* **Data to use**:
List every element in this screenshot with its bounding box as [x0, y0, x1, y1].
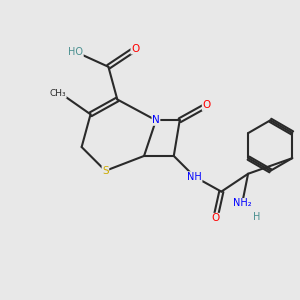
Text: HO: HO [68, 47, 83, 57]
Text: N: N [152, 115, 160, 125]
Text: CH₃: CH₃ [50, 89, 66, 98]
Text: S: S [102, 166, 109, 176]
Text: NH₂: NH₂ [233, 199, 251, 208]
Text: O: O [211, 213, 220, 224]
Text: H: H [253, 212, 261, 222]
Text: O: O [202, 100, 211, 110]
Text: O: O [131, 44, 139, 54]
Text: NH: NH [187, 172, 202, 182]
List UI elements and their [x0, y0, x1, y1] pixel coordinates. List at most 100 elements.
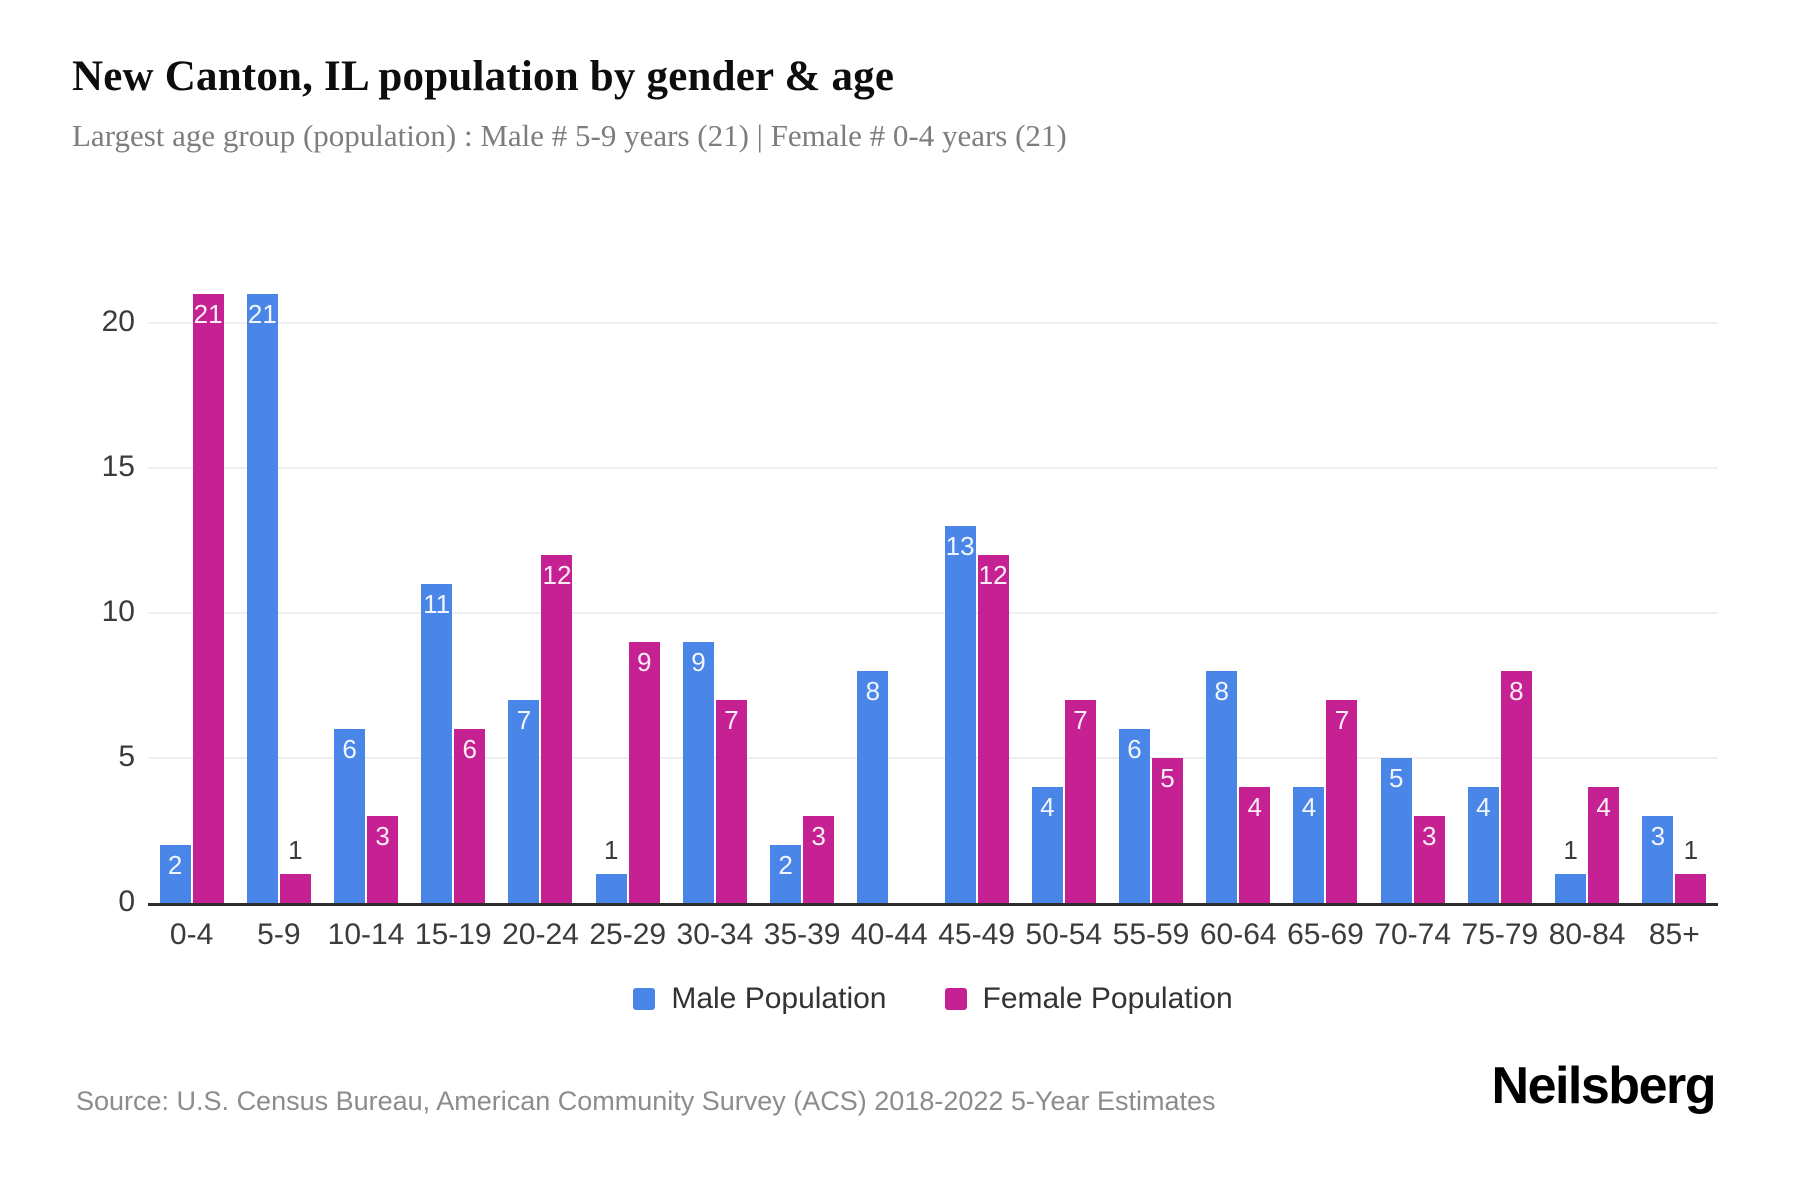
- x-tick-label-75-79: 75-79: [1461, 918, 1539, 951]
- bar-value-label: 21: [193, 299, 223, 329]
- y-tick-label-0: 0: [118, 885, 135, 918]
- bar-value-label: 4: [1040, 792, 1055, 822]
- male-bar-25-29[interactable]: 1: [595, 835, 627, 903]
- x-tick-label-30-34: 30-34: [676, 918, 754, 951]
- male-bar-60-64[interactable]: 8: [1206, 671, 1238, 903]
- male-bar-65-69[interactable]: 4: [1293, 787, 1325, 903]
- female-bar-80-84[interactable]: 4: [1588, 787, 1620, 903]
- bar-value-label: 11: [423, 589, 451, 619]
- chart-subtitle: Largest age group (population) : Male # …: [72, 118, 1067, 153]
- bar-value-label: 6: [1127, 734, 1142, 764]
- female-bar-5-9[interactable]: 1: [279, 835, 311, 903]
- male-bar-70-74[interactable]: 5: [1380, 758, 1412, 903]
- bar-value-label: 5: [1160, 763, 1175, 793]
- female-bar-35-39[interactable]: 3: [803, 816, 835, 903]
- x-tick-label-40-44: 40-44: [850, 918, 928, 951]
- brand-logo: Neilsberg: [1491, 1057, 1717, 1115]
- bar-value-label: 5: [1388, 763, 1404, 793]
- male-bar-50-54[interactable]: 4: [1031, 787, 1063, 903]
- male-bar-35-39[interactable]: 2: [770, 845, 802, 903]
- bar-group-15-19: 11 6: [410, 250, 497, 903]
- page-title: New Canton, IL population by gender & ag…: [72, 53, 895, 100]
- x-tick-label-60-64: 60-64: [1199, 918, 1277, 951]
- y-tick-label-20: 20: [101, 305, 135, 338]
- male-bar-15-19[interactable]: 11: [421, 584, 453, 903]
- gridline-20: [148, 322, 1718, 324]
- female-bar-20-24[interactable]: 12: [541, 555, 573, 903]
- gridline-10: [148, 612, 1718, 614]
- legend-item-male[interactable]: Male Population: [633, 982, 887, 1016]
- legend-swatch-male-icon: [633, 988, 656, 1010]
- male-bar-75-79[interactable]: 4: [1467, 787, 1499, 903]
- bar-value-label: 2: [778, 850, 793, 880]
- gridlines: [148, 250, 1718, 903]
- bar-value-label: 21: [247, 299, 277, 329]
- bar-value-label: 12: [978, 560, 1008, 590]
- male-bar-40-44[interactable]: 8: [857, 671, 889, 903]
- legend: Male Population Female Population: [148, 982, 1718, 1016]
- y-tick-label-10: 10: [101, 595, 135, 628]
- x-tick-label-5-9: 5-9: [257, 918, 301, 951]
- x-axis: 0-4 5-9 10-14 15-19 20-24 25-29 30-34 35-39 40-4…: [148, 918, 1718, 952]
- bar-group-0-4: 2 21: [148, 250, 235, 903]
- bar-groups: 2 21 21 1 6 3 11 6 7 12 1 9 9 7 2 3 8 13 12 4 7 6 5 8 4 4 7 5 3 4 8 1 4 3…: [148, 250, 1718, 903]
- male-bar-30-34[interactable]: 9: [682, 642, 714, 903]
- bar-value-label: 13: [945, 531, 975, 561]
- female-bar-15-19[interactable]: 6: [454, 729, 486, 903]
- bar-value-label: 8: [865, 676, 881, 706]
- female-bar-65-69[interactable]: 7: [1326, 700, 1358, 903]
- bar-value-label: 7: [1334, 705, 1350, 735]
- female-bar-85+[interactable]: 1: [1675, 835, 1707, 903]
- bar-value-label: 4: [1476, 792, 1491, 822]
- x-tick-label-50-54: 50-54: [1025, 918, 1103, 951]
- bar-value-label: 9: [691, 647, 706, 677]
- x-tick-label-85+: 85+: [1648, 918, 1700, 951]
- bar-value-label: 1: [603, 835, 619, 865]
- x-tick-label-70-74: 70-74: [1374, 918, 1452, 951]
- bar-value-label: 7: [1073, 705, 1088, 735]
- bar-value-label: 6: [342, 734, 357, 764]
- bar-value-label: 1: [288, 835, 303, 865]
- bar-value-label: 7: [516, 705, 532, 735]
- bar-value-label: 3: [1650, 821, 1666, 851]
- female-bar-75-79[interactable]: 8: [1500, 671, 1532, 903]
- bar-value-label: 4: [1301, 792, 1317, 822]
- male-bar-80-84[interactable]: 1: [1555, 835, 1587, 903]
- x-tick-label-65-69: 65-69: [1287, 918, 1364, 951]
- male-bar-5-9[interactable]: 21: [246, 294, 278, 903]
- female-bar-30-34[interactable]: 7: [715, 700, 747, 903]
- male-bar-0-4[interactable]: 2: [159, 845, 191, 903]
- female-bar-55-59[interactable]: 5: [1152, 758, 1184, 903]
- male-bar-20-24[interactable]: 7: [508, 700, 540, 903]
- female-bar-50-54[interactable]: 7: [1064, 700, 1096, 903]
- female-bar-60-64[interactable]: 4: [1239, 787, 1271, 903]
- female-bar-0-4[interactable]: 21: [192, 294, 224, 903]
- legend-item-female[interactable]: Female Population: [944, 982, 1233, 1016]
- bar-value-label: 7: [724, 705, 739, 735]
- female-bar-70-74[interactable]: 3: [1413, 816, 1445, 903]
- bar-group-40-44: 8: [846, 250, 933, 903]
- bar-value-label: 1: [1683, 835, 1699, 865]
- male-bar-85+[interactable]: 3: [1642, 816, 1674, 903]
- female-bar-10-14[interactable]: 3: [367, 816, 399, 903]
- male-bar-55-59[interactable]: 6: [1119, 729, 1151, 903]
- bar-value-label: 12: [542, 560, 572, 590]
- female-bar-45-49[interactable]: 12: [977, 555, 1009, 903]
- male-bar-10-14[interactable]: 6: [334, 729, 366, 903]
- bar-value-label: 4: [1247, 792, 1262, 822]
- x-tick-label-55-59: 55-59: [1112, 918, 1190, 951]
- male-bar-45-49[interactable]: 13: [944, 526, 976, 903]
- bar-value-label: 3: [375, 821, 390, 851]
- source-text: Source: U.S. Census Bureau, American Com…: [76, 1086, 1216, 1116]
- legend-label-female: Female Population: [982, 982, 1233, 1015]
- female-bar-25-29[interactable]: 9: [628, 642, 660, 903]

* **Given problem**: Rewrite the lines of the records above as one numbered list, skipping any blank lines. Leave the pictures out.

* **The reply**:
1. List every element in this screenshot with its bounding box as [x0, y0, x1, y1].
2. Text: HO: HO [68, 47, 83, 57]
3. Text: N: N [152, 115, 160, 125]
4. Text: CH₃: CH₃ [50, 89, 66, 98]
5. Text: S: S [102, 166, 109, 176]
6. Text: NH₂: NH₂ [233, 199, 251, 208]
7. Text: O: O [211, 213, 220, 224]
8. Text: H: H [253, 212, 261, 222]
9. Text: O: O [202, 100, 211, 110]
10. Text: O: O [131, 44, 139, 54]
11. Text: NH: NH [187, 172, 202, 182]
12. List UI elements and their [x0, y0, x1, y1] pixel coordinates. List at most 100 elements.
13. - x-tick-label-75-79: 75-79: [1461, 918, 1539, 951]
14. - bar-value-label: 21: [193, 299, 223, 329]
15. - y-tick-label-0: 0: [118, 885, 135, 918]
16. - bar-value-label: 4: [1040, 792, 1055, 822]
17. - male-bar-25-29[interactable]: 1: [595, 835, 627, 903]
18. - x-tick-label-30-34: 30-34: [676, 918, 754, 951]
19. - male-bar-60-64[interactable]: 8: [1206, 671, 1238, 903]
20. - male-bar-65-69[interactable]: 4: [1293, 787, 1325, 903]
21. - female-bar-80-84[interactable]: 4: [1588, 787, 1620, 903]
22. - bar-value-label: 11: [423, 589, 451, 619]
23. - chart-subtitle: Largest age group (population) : Male # …: [72, 118, 1067, 153]
24. - bar-value-label: 6: [1127, 734, 1142, 764]
25. - female-bar-5-9[interactable]: 1: [279, 835, 311, 903]
26. - male-bar-70-74[interactable]: 5: [1380, 758, 1412, 903]
27. - bar-value-label: 5: [1160, 763, 1175, 793]
28. - female-bar-35-39[interactable]: 3: [803, 816, 835, 903]
29. - x-tick-label-40-44: 40-44: [850, 918, 928, 951]
30. - brand-logo: Neilsberg: [1491, 1057, 1717, 1115]
31. - bar-value-label: 5: [1388, 763, 1404, 793]
32. - male-bar-50-54[interactable]: 4: [1031, 787, 1063, 903]
33. - male-bar-35-39[interactable]: 2: [770, 845, 802, 903]
34. - bar-group-15-19: 11 6: [410, 250, 497, 903]
35. - page-title: New Canton, IL population by gender & ag…: [72, 53, 895, 100]
36. - x-tick-label-60-64: 60-64: [1199, 918, 1277, 951]
37. - y-tick-label-20: 20: [101, 305, 135, 338]
38. - male-bar-15-19[interactable]: 11: [421, 584, 453, 903]
39. - gridline-20: [148, 322, 1718, 324]
40. - female-bar-20-24[interactable]: 12: [541, 555, 573, 903]
41. - gridline-10: [148, 612, 1718, 614]
42. - legend-item-male[interactable]: Male Population: [633, 982, 887, 1016]
43. - legend-swatch-male-icon: [633, 988, 656, 1010]
44. - male-bar-75-79[interactable]: 4: [1467, 787, 1499, 903]
45. - bar-value-label: 2: [778, 850, 793, 880]
46. - gridlines: [148, 250, 1718, 903]
47. - bar-value-label: 21: [247, 299, 277, 329]
48. - bar-value-label: 12: [978, 560, 1008, 590]
49. - male-bar-40-44[interactable]: 8: [857, 671, 889, 903]
50. - legend: Male Population Female Population: [148, 982, 1718, 1016]
51. - y-tick-label-10: 10: [101, 595, 135, 628]
52. - x-tick-label-5-9: 5-9: [257, 918, 301, 951]
53. - x-axis: 0-4 5-9 10-14 15-19 20-24 25-29 30-34 35-39 40-4…: [148, 918, 1718, 952]
54. - bar-group-0-4: 2 21: [148, 250, 235, 903]
55. - bar-groups: 2 21 21 1 6 3 11 6 7 12 1 9 9 7 2 3 8 13 12 4 7 6 5 8 4 4 7 5 3 4 8 1 4 3…: [148, 250, 1718, 903]
56. - male-bar-30-34[interactable]: 9: [682, 642, 714, 903]
57. - bar-value-label: 13: [945, 531, 975, 561]
58. - female-bar-15-19[interactable]: 6: [454, 729, 486, 903]
59. - bar-value-label: 8: [865, 676, 881, 706]
60. - female-bar-65-69[interactable]: 7: [1326, 700, 1358, 903]
61. - bar-value-label: 7: [1334, 705, 1350, 735]
62. - female-bar-85+[interactable]: 1: [1675, 835, 1707, 903]
63. - bar-value-label: 4: [1476, 792, 1491, 822]
64. - x-tick-label-50-54: 50-54: [1025, 918, 1103, 951]
65. - bar-value-label: 9: [691, 647, 706, 677]
66. - x-tick-label-85+: 85+: [1648, 918, 1700, 951]
67. - bar-value-label: 1: [603, 835, 619, 865]
68. - x-tick-label-70-74: 70-74: [1374, 918, 1452, 951]
69. - bar-value-label: 7: [1073, 705, 1088, 735]
70. - bar-value-label: 6: [342, 734, 357, 764]
71. - bar-value-label: 1: [288, 835, 303, 865]
72. - bar-value-label: 7: [516, 705, 532, 735]
73. - bar-value-label: 3: [1650, 821, 1666, 851]
74. - female-bar-75-79[interactable]: 8: [1500, 671, 1532, 903]
75. - bar-value-label: 4: [1301, 792, 1317, 822]
76. - male-bar-80-84[interactable]: 1: [1555, 835, 1587, 903]
77. - x-tick-label-65-69: 65-69: [1287, 918, 1364, 951]
78. - male-bar-5-9[interactable]: 21: [246, 294, 278, 903]
79. - female-bar-30-34[interactable]: 7: [715, 700, 747, 903]
80. - male-bar-0-4[interactable]: 2: [159, 845, 191, 903]
81. - female-bar-55-59[interactable]: 5: [1152, 758, 1184, 903]
82. - male-bar-20-24[interactable]: 7: [508, 700, 540, 903]
83. - female-bar-50-54[interactable]: 7: [1064, 700, 1096, 903]
84. - female-bar-60-64[interactable]: 4: [1239, 787, 1271, 903]
85. - female-bar-0-4[interactable]: 21: [192, 294, 224, 903]
86. - legend-item-female[interactable]: Female Population: [944, 982, 1233, 1016]
87. - bar-value-label: 7: [724, 705, 739, 735]
88. - female-bar-70-74[interactable]: 3: [1413, 816, 1445, 903]
89. - bar-group-40-44: 8: [846, 250, 933, 903]
90. - bar-value-label: 1: [1683, 835, 1699, 865]
91. - male-bar-85+[interactable]: 3: [1642, 816, 1674, 903]
92. - female-bar-10-14[interactable]: 3: [367, 816, 399, 903]
93. - male-bar-55-59[interactable]: 6: [1119, 729, 1151, 903]
94. - bar-value-label: 12: [542, 560, 572, 590]
95. - female-bar-45-49[interactable]: 12: [977, 555, 1009, 903]
96. - male-bar-10-14[interactable]: 6: [334, 729, 366, 903]
97. - bar-value-label: 4: [1247, 792, 1262, 822]
98. - x-tick-label-55-59: 55-59: [1112, 918, 1190, 951]
99. - male-bar-45-49[interactable]: 13: [944, 526, 976, 903]
100. - bar-value-label: 3: [375, 821, 390, 851]
101. - source-text: Source: U.S. Census Bureau, American Com…: [76, 1086, 1216, 1116]
102. - legend-label-female: Female Population: [982, 982, 1233, 1015]
103. - female-bar-25-29[interactable]: 9: [628, 642, 660, 903]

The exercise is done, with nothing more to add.